Stored records
☆ ☆ ☆ ☆ ☆ ☆ ☆
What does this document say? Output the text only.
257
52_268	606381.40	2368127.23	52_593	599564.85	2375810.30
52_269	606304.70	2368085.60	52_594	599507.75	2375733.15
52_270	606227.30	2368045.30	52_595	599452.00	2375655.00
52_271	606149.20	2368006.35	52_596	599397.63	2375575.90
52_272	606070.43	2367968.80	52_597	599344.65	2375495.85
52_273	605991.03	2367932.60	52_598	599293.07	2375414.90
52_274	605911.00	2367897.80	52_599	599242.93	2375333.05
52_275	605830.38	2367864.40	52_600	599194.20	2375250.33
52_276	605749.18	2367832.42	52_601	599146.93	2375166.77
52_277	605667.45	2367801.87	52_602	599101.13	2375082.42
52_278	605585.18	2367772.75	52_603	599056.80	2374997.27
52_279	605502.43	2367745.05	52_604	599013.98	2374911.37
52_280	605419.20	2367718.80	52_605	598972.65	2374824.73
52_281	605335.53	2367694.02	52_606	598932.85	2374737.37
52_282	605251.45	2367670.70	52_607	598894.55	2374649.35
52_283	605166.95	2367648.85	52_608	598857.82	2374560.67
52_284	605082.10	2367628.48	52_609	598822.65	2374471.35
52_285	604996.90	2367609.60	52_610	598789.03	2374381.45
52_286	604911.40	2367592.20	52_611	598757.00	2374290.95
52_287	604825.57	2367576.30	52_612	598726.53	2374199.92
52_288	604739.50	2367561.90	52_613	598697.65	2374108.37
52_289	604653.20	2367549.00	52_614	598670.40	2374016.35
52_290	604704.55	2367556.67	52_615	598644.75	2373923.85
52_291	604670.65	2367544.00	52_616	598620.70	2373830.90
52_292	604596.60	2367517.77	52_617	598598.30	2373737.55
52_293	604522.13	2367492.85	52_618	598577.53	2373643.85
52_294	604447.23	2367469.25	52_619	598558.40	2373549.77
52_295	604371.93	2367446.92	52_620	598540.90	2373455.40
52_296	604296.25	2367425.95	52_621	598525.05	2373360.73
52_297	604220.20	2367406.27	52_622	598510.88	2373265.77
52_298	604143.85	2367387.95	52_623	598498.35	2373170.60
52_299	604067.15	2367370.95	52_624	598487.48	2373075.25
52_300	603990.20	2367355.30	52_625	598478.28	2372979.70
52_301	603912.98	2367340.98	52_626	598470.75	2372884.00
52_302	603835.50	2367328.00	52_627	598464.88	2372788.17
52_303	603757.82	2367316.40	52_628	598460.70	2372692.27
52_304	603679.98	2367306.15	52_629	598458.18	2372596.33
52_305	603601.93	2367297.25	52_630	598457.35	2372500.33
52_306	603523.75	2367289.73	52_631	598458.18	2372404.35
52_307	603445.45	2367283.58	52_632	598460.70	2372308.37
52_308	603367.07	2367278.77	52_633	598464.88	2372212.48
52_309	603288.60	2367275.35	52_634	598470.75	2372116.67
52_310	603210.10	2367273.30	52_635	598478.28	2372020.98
☆ ☆ ☆ ☆ ☆ ☆ ☆
__PROBLEM DESCRIPTION__
Transcribe all of the entries without altering anything.

__SOLUTION TO THE PROBLEM__
What does this document say? Output the text only.
257
52_268	606381.40	2368127.23	52_593	599564.85	2375810.30
52_269	606304.70	2368085.60	52_594	599507.75	2375733.15
52_270	606227.30	2368045.30	52_595	599452.00	2375655.00
52_271	606149.20	2368006.35	52_596	599397.63	2375575.90
52_272	606070.43	2367968.80	52_597	599344.65	2375495.85
52_273	605991.03	2367932.60	52_598	599293.07	2375414.90
52_274	605911.00	2367897.80	52_599	599242.93	2375333.05
52_275	605830.38	2367864.40	52_600	599194.20	2375250.33
52_276	605749.18	2367832.42	52_601	599146.93	2375166.77
52_277	605667.45	2367801.87	52_602	599101.13	2375082.42
52_278	605585.18	2367772.75	52_603	599056.80	2374997.27
52_279	605502.43	2367745.05	52_604	599013.98	2374911.37
52_280	605419.20	2367718.80	52_605	598972.65	2374824.73
52_281	605335.53	2367694.02	52_606	598932.85	2374737.37
52_282	605251.45	2367670.70	52_607	598894.55	2374649.35
52_283	605166.95	2367648.85	52_608	598857.82	2374560.67
52_284	605082.10	2367628.48	52_609	598822.65	2374471.35
52_285	604996.90	2367609.60	52_610	598789.03	2374381.45
52_286	604911.40	2367592.20	52_611	598757.00	2374290.95
52_287	604825.57	2367576.30	52_612	598726.53	2374199.92
52_288	604739.50	2367561.90	52_613	598697.65	2374108.37
52_289	604653.20	2367549.00	52_614	598670.40	2374016.35
52_290	604704.55	2367556.67	52_615	598644.75	2373923.85
52_291	604670.65	2367544.00	52_616	598620.70	2373830.90
52_292	604596.60	2367517.77	52_617	598598.30	2373737.55
52_293	604522.13	2367492.85	52_618	598577.53	2373643.85
52_294	604447.23	2367469.25	52_619	598558.40	2373549.77
52_295	604371.93	2367446.92	52_620	598540.90	2373455.40
52_296	604296.25	2367425.95	52_621	598525.05	2373360.73
52_297	604220.20	2367406.27	52_622	598510.88	2373265.77
52_298	604143.85	2367387.95	52_623	598498.35	2373170.60
52_299	604067.15	2367370.95	52_624	598487.48	2373075.25
52_300	603990.20	2367355.30	52_625	598478.28	2372979.70
52_301	603912.98	2367340.98	52_626	598470.75	2372884.00
52_302	603835.50	2367328.00	52_627	598464.88	2372788.17
52_303	603757.82	2367316.40	52_628	598460.70	2372692.27
52_304	603679.98	2367306.15	52_629	598458.18	2372596.33
52_305	603601.93	2367297.25	52_630	598457.35	2372500.33
52_306	603523.75	2367289.73	52_631	598458.18	2372404.35
52_307	603445.45	2367283.58	52_632	598460.70	2372308.37
52_308	603367.07	2367278.77	52_633	598464.88	2372212.48
52_309	603288.60	2367275.35	52_634	598470.75	2372116.67
52_310	603210.10	2367273.30	52_635	598478.28	2372020.98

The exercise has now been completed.